__Excerpt provided__.
Ángel Mejías

Personal information
- Full name: Ángel Jesús Mejías Rodríguez
- Date of birth: 1 March 1959 (age 67)
- Place of birth: Tembleque, Spain
- Height: 1.83 m (6 ft 0 in)
- Position: Goalkeeper

Youth career
- Díter Zafra

Senior career*
- Years: Team / Apps / (Gls)
- 1977–1979: Toledo
- 1979–1981: Atlético Madrid B / 57 / (0)
- 1981–1993: Atlético Madrid / 109 / (0)
- 1993–1994: Talavera / 16 / (0)
- 1994–1998: Rayo Majadahonda

= Ángel Mejías =

Spanish footballer & coach (born 1959)

Ángel Jesús Mejías Rodríguez (born 1 March 1959) is a Spanish former professional footballer who played as a goalkeeper.

__Problem set__.
1. Say whether each statement agrees with the Ángel Mejías profile, answering yes or no and quoting the words of the profile that decide it: (a) He was born in Tembleque, Spain. (b) He made 57 appearances for Atlético Madrid B. (c) He played as a defender.
2. Copy the part of the Ángel Mejías profile starting with "- 1977–1979: Toledo" and going on through "as a goalkeeper.".
3. Proceed with the Ángel Mejías profile from where it stops.
The entries have no connection to the Ángel Mejías profile.

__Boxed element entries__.

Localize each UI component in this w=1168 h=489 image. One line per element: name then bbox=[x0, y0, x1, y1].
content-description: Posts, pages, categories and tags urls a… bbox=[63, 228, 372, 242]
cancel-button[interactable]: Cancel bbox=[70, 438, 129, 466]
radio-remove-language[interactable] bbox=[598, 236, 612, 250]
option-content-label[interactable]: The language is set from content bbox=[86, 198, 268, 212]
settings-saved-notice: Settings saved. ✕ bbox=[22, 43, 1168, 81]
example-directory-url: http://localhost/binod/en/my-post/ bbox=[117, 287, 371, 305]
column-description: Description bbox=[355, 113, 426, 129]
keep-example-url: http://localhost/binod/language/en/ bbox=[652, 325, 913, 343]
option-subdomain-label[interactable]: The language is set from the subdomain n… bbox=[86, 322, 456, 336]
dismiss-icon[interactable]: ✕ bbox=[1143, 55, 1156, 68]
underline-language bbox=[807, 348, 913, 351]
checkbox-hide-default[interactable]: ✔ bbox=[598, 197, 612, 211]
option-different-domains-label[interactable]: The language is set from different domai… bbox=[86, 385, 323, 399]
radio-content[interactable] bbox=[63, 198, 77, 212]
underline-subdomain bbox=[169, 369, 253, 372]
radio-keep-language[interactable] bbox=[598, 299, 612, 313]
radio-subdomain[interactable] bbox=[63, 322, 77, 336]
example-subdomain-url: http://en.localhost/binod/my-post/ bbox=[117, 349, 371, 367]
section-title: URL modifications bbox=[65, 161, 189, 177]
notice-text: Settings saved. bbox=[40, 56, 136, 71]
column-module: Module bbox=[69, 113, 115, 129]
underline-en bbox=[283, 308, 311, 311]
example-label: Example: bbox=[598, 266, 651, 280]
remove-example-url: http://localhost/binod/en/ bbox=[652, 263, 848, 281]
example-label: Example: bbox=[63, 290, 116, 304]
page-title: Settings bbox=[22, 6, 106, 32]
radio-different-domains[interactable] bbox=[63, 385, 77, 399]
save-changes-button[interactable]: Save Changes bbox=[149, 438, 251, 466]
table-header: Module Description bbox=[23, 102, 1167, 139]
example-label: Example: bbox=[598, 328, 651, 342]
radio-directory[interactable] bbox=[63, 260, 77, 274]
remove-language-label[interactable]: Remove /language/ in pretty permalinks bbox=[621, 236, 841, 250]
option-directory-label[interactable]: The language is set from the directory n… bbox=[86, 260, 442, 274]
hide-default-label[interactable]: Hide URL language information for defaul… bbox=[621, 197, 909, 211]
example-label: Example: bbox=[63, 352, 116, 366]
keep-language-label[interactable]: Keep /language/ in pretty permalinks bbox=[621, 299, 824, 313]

__Answers by task__.
1.
(a) Yes: "Place of birth: Tembleque, Spain"
(b) Yes: "1979–1981: Atlético Madrid B / 57 / (0)"
(c) No: "Position: Goalkeeper"

2.
- 1977–1979: Toledo
- 1979–1981: Atlético Madrid B / 57 / (0)
- 1981–1993: Atlético Madrid / 109 / (0)
- 1993–1994: Talavera / 16 / (0)
- 1994–1998: Rayo Majadahonda

= Ángel Mejías =

Spanish footballer & coach (born 1959)

Ángel Jesús Mejías Rodríguez (born 1 March 1959) is a Spanish former professional footballer who played as a goalkeeper.

3.
==Playing career==
Born in Tembleque, Province of Toledo, Mejías joined Atlético Madrid from his hometown club CD Toledo, spending his first two seasons as a senior with the reserves, the second in the Segunda División. He made his official debut for the first team on 21 February 1982 in a 0–1 home loss to FC Barcelona, and began being regularly played from his second season in La Liga onwards.

After the emergence of Abel Resino at the Colchoneros, Mejías became the backup, appearing in only 15 league matches over seven seasons. Due to injury to his teammate, he was in goal for the 1991 final of the Copa del Rey, won 1–0 against RCD Mallorca in extra time, claiming his second winner's medal in the competition. He left the club in June 1993 at the age of 34, still playing five more years (including four with CF Rayo Majadahonda) in the lower leagues until his retirement.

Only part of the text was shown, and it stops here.